>> start RECORDS SHOWN
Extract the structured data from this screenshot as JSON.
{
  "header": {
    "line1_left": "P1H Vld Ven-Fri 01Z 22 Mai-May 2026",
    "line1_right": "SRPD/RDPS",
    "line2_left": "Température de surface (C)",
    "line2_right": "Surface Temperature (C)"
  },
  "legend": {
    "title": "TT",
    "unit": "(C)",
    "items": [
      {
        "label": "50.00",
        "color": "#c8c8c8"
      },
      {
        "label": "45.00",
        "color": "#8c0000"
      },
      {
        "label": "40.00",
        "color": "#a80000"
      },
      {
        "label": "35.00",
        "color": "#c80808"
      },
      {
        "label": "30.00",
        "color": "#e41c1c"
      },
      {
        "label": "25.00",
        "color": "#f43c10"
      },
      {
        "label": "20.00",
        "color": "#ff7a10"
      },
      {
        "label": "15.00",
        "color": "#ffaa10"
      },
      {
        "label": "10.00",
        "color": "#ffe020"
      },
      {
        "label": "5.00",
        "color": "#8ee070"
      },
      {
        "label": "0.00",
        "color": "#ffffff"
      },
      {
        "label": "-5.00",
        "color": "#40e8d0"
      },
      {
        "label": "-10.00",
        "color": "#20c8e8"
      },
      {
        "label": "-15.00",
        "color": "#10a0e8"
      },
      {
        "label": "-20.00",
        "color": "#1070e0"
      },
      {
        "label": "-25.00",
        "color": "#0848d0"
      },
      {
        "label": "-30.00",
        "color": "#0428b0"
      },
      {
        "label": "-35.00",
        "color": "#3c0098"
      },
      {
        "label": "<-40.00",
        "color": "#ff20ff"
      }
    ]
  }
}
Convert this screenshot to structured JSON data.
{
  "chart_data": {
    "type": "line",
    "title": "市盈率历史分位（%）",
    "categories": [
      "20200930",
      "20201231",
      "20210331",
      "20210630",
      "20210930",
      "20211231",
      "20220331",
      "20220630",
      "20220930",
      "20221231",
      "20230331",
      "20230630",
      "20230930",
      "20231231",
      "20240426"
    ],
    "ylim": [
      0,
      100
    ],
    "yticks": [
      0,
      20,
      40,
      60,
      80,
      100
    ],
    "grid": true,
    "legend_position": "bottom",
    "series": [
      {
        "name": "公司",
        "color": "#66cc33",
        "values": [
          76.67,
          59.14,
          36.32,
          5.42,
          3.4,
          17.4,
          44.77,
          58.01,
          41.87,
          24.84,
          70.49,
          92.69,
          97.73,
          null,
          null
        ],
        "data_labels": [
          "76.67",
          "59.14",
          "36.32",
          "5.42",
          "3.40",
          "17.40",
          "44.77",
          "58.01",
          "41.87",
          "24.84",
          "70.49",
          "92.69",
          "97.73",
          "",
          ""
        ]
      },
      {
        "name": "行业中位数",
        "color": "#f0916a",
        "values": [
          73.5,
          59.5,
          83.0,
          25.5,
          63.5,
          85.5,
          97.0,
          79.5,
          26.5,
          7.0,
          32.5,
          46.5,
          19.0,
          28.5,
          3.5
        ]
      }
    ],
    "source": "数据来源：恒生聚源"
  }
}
>> end RECORDS SHOWN
- EXERCISE OBJECTIVE -
Would you restate each of the entries word for word?

- ANSWER TO THIS EXERCISE -
Extract the structured data from this screenshot as JSON.
{
  "header": {
    "line1_left": "P1H Vld Ven-Fri 01Z 22 Mai-May 2026",
    "line1_right": "SRPD/RDPS",
    "line2_left": "Température de surface (C)",
    "line2_right": "Surface Temperature (C)"
  },
  "legend": {
    "title": "TT",
    "unit": "(C)",
    "items": [
      {
        "label": "50.00",
        "color": "#c8c8c8"
      },
      {
        "label": "45.00",
        "color": "#8c0000"
      },
      {
        "label": "40.00",
        "color": "#a80000"
      },
      {
        "label": "35.00",
        "color": "#c80808"
      },
      {
        "label": "30.00",
        "color": "#e41c1c"
      },
      {
        "label": "25.00",
        "color": "#f43c10"
      },
      {
        "label": "20.00",
        "color": "#ff7a10"
      },
      {
        "label": "15.00",
        "color": "#ffaa10"
      },
      {
        "label": "10.00",
        "color": "#ffe020"
      },
      {
        "label": "5.00",
        "color": "#8ee070"
      },
      {
        "label": "0.00",
        "color": "#ffffff"
      },
      {
        "label": "-5.00",
        "color": "#40e8d0"
      },
      {
        "label": "-10.00",
        "color": "#20c8e8"
      },
      {
        "label": "-15.00",
        "color": "#10a0e8"
      },
      {
        "label": "-20.00",
        "color": "#1070e0"
      },
      {
        "label": "-25.00",
        "color": "#0848d0"
      },
      {
        "label": "-30.00",
        "color": "#0428b0"
      },
      {
        "label": "-35.00",
        "color": "#3c0098"
      },
      {
        "label": "<-40.00",
        "color": "#ff20ff"
      }
    ]
  }
}
Convert this screenshot to structured JSON data.
{
  "chart_data": {
    "type": "line",
    "title": "市盈率历史分位（%）",
    "categories": [
      "20200930",
      "20201231",
      "20210331",
      "20210630",
      "20210930",
      "20211231",
      "20220331",
      "20220630",
      "20220930",
      "20221231",
      "20230331",
      "20230630",
      "20230930",
      "20231231",
      "20240426"
    ],
    "ylim": [
      0,
      100
    ],
    "yticks": [
      0,
      20,
      40,
      60,
      80,
      100
    ],
    "grid": true,
    "legend_position": "bottom",
    "series": [
      {
        "name": "公司",
        "color": "#66cc33",
        "values": [
          76.67,
          59.14,
          36.32,
          5.42,
          3.4,
          17.4,
          44.77,
          58.01,
          41.87,
          24.84,
          70.49,
          92.69,
          97.73,
          null,
          null
        ],
        "data_labels": [
          "76.67",
          "59.14",
          "36.32",
          "5.42",
          "3.40",
          "17.40",
          "44.77",
          "58.01",
          "41.87",
          "24.84",
          "70.49",
          "92.69",
          "97.73",
          "",
          ""
        ]
      },
      {
        "name": "行业中位数",
        "color": "#f0916a",
        "values": [
          73.5,
          59.5,
          83.0,
          25.5,
          63.5,
          85.5,
          97.0,
          79.5,
          26.5,
          7.0,
          32.5,
          46.5,
          19.0,
          28.5,
          3.5
        ]
      }
    ],
    "source": "数据来源：恒生聚源"
  }
}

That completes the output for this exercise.